▸ Aim of the task
Scan the records for the word "this". Copy each line that includes it.

▸ Extracted data
--
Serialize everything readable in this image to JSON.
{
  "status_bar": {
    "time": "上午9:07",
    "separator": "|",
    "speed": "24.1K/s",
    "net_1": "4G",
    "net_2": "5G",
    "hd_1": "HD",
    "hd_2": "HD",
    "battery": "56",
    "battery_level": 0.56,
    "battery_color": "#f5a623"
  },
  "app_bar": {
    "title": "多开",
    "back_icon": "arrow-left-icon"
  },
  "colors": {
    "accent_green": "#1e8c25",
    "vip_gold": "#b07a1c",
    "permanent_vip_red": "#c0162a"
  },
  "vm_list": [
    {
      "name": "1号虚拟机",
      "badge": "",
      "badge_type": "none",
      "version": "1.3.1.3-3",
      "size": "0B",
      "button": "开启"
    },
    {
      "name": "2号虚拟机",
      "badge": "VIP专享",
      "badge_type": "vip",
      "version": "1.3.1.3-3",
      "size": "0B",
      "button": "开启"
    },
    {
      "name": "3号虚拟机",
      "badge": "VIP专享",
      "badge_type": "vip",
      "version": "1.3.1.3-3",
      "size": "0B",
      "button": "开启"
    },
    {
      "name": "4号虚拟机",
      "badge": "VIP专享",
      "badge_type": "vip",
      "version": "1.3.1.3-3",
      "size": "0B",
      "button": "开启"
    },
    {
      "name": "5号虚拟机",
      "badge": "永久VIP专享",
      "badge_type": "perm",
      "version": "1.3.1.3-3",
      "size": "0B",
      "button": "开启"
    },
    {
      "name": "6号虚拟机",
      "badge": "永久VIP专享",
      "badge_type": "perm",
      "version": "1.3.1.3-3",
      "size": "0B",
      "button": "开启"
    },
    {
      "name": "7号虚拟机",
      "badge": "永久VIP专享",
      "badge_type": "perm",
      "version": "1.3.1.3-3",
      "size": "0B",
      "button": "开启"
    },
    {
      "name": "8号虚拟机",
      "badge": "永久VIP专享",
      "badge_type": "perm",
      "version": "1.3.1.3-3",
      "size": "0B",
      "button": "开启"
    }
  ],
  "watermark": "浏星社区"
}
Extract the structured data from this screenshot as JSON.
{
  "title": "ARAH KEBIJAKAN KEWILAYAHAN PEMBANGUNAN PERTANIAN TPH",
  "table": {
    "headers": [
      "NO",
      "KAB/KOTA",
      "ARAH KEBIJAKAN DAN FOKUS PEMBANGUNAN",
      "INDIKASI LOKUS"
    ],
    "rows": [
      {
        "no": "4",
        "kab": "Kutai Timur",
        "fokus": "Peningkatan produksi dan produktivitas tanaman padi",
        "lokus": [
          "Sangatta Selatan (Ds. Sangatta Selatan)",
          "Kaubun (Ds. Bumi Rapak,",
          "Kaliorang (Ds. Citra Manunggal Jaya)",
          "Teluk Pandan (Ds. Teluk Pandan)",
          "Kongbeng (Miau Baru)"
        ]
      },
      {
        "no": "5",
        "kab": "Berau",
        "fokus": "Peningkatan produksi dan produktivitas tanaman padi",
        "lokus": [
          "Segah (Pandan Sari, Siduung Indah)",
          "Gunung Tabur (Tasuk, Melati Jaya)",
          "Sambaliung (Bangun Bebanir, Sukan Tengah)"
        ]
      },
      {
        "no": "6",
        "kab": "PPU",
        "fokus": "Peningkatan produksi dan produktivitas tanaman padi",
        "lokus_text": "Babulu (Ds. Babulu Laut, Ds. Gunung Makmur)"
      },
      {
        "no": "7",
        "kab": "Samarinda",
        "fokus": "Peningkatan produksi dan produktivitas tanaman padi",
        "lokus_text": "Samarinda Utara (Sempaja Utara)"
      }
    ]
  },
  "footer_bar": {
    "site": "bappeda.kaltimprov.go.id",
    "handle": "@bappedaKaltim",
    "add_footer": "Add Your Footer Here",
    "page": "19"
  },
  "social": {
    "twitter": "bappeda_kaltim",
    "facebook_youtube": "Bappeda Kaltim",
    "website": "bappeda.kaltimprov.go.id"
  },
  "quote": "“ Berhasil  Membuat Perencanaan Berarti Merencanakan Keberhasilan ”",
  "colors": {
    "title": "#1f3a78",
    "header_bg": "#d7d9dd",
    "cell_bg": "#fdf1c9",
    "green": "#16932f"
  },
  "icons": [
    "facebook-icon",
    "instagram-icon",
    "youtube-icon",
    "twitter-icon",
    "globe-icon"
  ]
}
--
▸ Full solution
Serialize everything readable in this image to JSON.
Extract the structured data from this screenshot as JSON.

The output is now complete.